=== RECORDS FOR PROCESSING ===

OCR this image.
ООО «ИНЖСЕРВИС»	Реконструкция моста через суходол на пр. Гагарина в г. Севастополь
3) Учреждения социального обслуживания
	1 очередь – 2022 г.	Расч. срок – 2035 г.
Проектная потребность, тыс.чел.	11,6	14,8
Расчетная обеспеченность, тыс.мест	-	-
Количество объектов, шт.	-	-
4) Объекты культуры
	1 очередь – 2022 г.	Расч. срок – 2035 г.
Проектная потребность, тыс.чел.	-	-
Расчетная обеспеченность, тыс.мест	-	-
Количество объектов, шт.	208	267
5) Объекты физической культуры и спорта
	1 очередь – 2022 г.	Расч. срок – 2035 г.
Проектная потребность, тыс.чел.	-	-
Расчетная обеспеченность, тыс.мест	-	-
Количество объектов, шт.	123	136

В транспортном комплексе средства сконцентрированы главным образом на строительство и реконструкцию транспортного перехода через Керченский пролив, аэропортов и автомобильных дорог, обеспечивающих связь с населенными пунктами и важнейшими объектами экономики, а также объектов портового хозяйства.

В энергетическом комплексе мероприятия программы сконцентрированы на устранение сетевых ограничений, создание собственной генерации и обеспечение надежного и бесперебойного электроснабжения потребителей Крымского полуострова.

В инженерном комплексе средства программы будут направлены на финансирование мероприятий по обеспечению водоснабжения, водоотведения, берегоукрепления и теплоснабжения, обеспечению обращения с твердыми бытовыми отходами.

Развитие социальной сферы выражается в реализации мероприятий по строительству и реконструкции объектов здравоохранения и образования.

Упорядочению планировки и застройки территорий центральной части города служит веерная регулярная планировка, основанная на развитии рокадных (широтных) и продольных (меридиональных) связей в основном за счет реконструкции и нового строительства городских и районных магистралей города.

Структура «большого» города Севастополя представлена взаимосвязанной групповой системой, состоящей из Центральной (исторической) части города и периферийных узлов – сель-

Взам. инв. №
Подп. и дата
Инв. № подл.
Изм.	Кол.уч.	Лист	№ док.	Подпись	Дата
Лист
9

=== YOUR INSTRUCTIONS ===
Return all lines containing the word "Объекты".

=== OUTPUT FOR THIS EXERCISE ===
4) Объекты культуры
5) Объекты физической культуры и спорта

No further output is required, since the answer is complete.